CHALLENGE – Below are some entries; can you quote all of them exactly?

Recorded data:
────────────────

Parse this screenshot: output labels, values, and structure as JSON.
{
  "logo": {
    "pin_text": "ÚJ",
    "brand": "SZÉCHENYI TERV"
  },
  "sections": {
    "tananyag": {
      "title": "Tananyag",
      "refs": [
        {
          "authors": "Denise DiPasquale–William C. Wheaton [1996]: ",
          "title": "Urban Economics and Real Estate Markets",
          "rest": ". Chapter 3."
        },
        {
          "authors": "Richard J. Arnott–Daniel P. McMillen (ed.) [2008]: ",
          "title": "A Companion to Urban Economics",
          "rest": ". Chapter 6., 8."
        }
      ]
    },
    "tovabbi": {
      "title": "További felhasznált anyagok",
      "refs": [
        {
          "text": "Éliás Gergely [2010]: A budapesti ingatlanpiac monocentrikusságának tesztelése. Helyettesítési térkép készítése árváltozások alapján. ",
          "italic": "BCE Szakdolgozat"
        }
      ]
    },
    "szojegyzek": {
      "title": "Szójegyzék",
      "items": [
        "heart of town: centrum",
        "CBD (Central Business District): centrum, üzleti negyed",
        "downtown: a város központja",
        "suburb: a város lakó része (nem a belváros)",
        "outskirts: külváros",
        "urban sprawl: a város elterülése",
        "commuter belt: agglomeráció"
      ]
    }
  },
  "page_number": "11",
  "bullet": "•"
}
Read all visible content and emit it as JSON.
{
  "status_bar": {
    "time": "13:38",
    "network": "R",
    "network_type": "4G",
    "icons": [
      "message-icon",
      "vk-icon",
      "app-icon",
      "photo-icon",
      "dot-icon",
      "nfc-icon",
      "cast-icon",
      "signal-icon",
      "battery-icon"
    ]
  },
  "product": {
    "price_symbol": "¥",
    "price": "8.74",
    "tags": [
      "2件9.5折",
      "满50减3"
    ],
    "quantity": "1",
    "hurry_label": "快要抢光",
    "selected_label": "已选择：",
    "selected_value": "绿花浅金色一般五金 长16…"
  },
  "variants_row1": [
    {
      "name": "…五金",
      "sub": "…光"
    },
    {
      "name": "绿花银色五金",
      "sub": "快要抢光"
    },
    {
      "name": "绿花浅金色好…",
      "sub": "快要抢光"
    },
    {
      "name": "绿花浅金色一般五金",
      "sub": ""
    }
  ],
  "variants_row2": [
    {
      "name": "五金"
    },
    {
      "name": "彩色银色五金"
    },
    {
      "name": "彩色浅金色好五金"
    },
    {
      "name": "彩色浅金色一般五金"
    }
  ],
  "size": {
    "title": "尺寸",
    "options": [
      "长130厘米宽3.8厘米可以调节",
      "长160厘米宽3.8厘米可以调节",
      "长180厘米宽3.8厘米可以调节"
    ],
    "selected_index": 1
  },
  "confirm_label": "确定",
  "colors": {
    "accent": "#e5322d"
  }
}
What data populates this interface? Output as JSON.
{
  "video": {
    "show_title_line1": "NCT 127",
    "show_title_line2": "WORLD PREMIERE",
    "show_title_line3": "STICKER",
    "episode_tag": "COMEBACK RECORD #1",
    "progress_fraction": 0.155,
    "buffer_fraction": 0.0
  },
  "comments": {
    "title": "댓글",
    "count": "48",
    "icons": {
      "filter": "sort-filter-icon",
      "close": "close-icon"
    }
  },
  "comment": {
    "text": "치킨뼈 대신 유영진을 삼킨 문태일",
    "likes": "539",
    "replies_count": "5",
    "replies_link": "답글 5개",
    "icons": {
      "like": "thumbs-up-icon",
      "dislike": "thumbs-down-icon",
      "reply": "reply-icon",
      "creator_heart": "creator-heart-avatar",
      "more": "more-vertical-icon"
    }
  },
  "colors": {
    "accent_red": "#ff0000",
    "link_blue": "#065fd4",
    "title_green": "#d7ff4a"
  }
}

────────────────

TASK OUTPUT –
Parse this screenshot: output labels, values, and structure as JSON.
{
  "logo": {
    "pin_text": "ÚJ",
    "brand": "SZÉCHENYI TERV"
  },
  "sections": {
    "tananyag": {
      "title": "Tananyag",
      "refs": [
        {
          "authors": "Denise DiPasquale–William C. Wheaton [1996]: ",
          "title": "Urban Economics and Real Estate Markets",
          "rest": ". Chapter 3."
        },
        {
          "authors": "Richard J. Arnott–Daniel P. McMillen (ed.) [2008]: ",
          "title": "A Companion to Urban Economics",
          "rest": ". Chapter 6., 8."
        }
      ]
    },
    "tovabbi": {
      "title": "További felhasznált anyagok",
      "refs": [
        {
          "text": "Éliás Gergely [2010]: A budapesti ingatlanpiac monocentrikusságának tesztelése. Helyettesítési térkép készítése árváltozások alapján. ",
          "italic": "BCE Szakdolgozat"
        }
      ]
    },
    "szojegyzek": {
      "title": "Szójegyzék",
      "items": [
        "heart of town: centrum",
        "CBD (Central Business District): centrum, üzleti negyed",
        "downtown: a város központja",
        "suburb: a város lakó része (nem a belváros)",
        "outskirts: külváros",
        "urban sprawl: a város elterülése",
        "commuter belt: agglomeráció"
      ]
    }
  },
  "page_number": "11",
  "bullet": "•"
}
Read all visible content and emit it as JSON.
{
  "status_bar": {
    "time": "13:38",
    "network": "R",
    "network_type": "4G",
    "icons": [
      "message-icon",
      "vk-icon",
      "app-icon",
      "photo-icon",
      "dot-icon",
      "nfc-icon",
      "cast-icon",
      "signal-icon",
      "battery-icon"
    ]
  },
  "product": {
    "price_symbol": "¥",
    "price": "8.74",
    "tags": [
      "2件9.5折",
      "满50减3"
    ],
    "quantity": "1",
    "hurry_label": "快要抢光",
    "selected_label": "已选择：",
    "selected_value": "绿花浅金色一般五金 长16…"
  },
  "variants_row1": [
    {
      "name": "…五金",
      "sub": "…光"
    },
    {
      "name": "绿花银色五金",
      "sub": "快要抢光"
    },
    {
      "name": "绿花浅金色好…",
      "sub": "快要抢光"
    },
    {
      "name": "绿花浅金色一般五金",
      "sub": ""
    }
  ],
  "variants_row2": [
    {
      "name": "五金"
    },
    {
      "name": "彩色银色五金"
    },
    {
      "name": "彩色浅金色好五金"
    },
    {
      "name": "彩色浅金色一般五金"
    }
  ],
  "size": {
    "title": "尺寸",
    "options": [
      "长130厘米宽3.8厘米可以调节",
      "长160厘米宽3.8厘米可以调节",
      "长180厘米宽3.8厘米可以调节"
    ],
    "selected_index": 1
  },
  "confirm_label": "确定",
  "colors": {
    "accent": "#e5322d"
  }
}
What data populates this interface? Output as JSON.
{
  "video": {
    "show_title_line1": "NCT 127",
    "show_title_line2": "WORLD PREMIERE",
    "show_title_line3": "STICKER",
    "episode_tag": "COMEBACK RECORD #1",
    "progress_fraction": 0.155,
    "buffer_fraction": 0.0
  },
  "comments": {
    "title": "댓글",
    "count": "48",
    "icons": {
      "filter": "sort-filter-icon",
      "close": "close-icon"
    }
  },
  "comment": {
    "text": "치킨뼈 대신 유영진을 삼킨 문태일",
    "likes": "539",
    "replies_count": "5",
    "replies_link": "답글 5개",
    "icons": {
      "like": "thumbs-up-icon",
      "dislike": "thumbs-down-icon",
      "reply": "reply-icon",
      "creator_heart": "creator-heart-avatar",
      "more": "more-vertical-icon"
    }
  },
  "colors": {
    "accent_red": "#ff0000",
    "link_blue": "#065fd4",
    "title_green": "#d7ff4a"
  }
}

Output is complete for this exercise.